Where does the string "What" appear in the records? Copy every line that contains it.

(Stored records)
——————

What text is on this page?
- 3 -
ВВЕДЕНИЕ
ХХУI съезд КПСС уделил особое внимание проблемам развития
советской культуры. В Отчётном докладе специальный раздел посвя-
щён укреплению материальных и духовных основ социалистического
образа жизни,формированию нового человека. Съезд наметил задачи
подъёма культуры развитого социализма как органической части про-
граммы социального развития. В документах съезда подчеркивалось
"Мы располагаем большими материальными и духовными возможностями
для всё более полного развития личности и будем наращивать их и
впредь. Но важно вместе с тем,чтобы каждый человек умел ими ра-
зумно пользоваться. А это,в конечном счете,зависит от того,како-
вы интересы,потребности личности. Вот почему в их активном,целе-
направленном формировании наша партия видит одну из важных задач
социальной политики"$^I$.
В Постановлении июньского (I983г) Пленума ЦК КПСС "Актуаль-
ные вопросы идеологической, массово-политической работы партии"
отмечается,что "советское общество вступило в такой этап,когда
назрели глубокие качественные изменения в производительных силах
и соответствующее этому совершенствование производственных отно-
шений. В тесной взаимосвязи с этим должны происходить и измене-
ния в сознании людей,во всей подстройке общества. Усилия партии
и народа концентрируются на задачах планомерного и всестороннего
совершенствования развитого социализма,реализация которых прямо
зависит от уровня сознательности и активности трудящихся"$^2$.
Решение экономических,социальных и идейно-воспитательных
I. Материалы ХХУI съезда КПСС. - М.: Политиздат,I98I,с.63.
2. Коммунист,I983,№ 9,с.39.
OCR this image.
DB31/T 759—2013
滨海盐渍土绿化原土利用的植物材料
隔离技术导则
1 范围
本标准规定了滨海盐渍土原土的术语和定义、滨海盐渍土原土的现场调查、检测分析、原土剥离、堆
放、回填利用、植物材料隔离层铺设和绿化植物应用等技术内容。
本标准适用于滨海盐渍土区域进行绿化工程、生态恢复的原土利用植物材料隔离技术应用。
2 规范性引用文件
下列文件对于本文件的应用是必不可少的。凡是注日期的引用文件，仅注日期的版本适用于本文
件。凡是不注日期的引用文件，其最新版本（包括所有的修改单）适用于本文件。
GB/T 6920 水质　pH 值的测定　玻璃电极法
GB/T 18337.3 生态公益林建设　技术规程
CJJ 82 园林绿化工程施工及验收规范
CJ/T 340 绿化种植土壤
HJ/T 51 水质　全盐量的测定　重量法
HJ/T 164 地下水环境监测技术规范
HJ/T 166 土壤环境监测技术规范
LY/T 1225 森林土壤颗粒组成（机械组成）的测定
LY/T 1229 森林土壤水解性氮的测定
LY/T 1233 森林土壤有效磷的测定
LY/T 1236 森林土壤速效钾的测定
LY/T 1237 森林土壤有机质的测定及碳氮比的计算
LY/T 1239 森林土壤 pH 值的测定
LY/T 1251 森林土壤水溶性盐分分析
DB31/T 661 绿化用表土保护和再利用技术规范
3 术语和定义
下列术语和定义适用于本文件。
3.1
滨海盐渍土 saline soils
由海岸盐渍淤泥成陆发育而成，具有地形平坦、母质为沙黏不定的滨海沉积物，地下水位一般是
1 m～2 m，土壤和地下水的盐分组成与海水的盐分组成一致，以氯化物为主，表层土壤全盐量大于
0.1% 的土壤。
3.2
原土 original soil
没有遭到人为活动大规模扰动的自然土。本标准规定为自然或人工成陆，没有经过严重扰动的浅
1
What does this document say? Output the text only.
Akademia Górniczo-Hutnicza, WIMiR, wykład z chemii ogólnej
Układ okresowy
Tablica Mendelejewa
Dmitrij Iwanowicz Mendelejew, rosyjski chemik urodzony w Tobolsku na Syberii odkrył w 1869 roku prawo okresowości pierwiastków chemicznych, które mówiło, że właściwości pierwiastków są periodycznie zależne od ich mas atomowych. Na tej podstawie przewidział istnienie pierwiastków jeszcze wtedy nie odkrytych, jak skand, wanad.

——————

_Task solution_.
What text is on this page?
What does this document say? Output the text only.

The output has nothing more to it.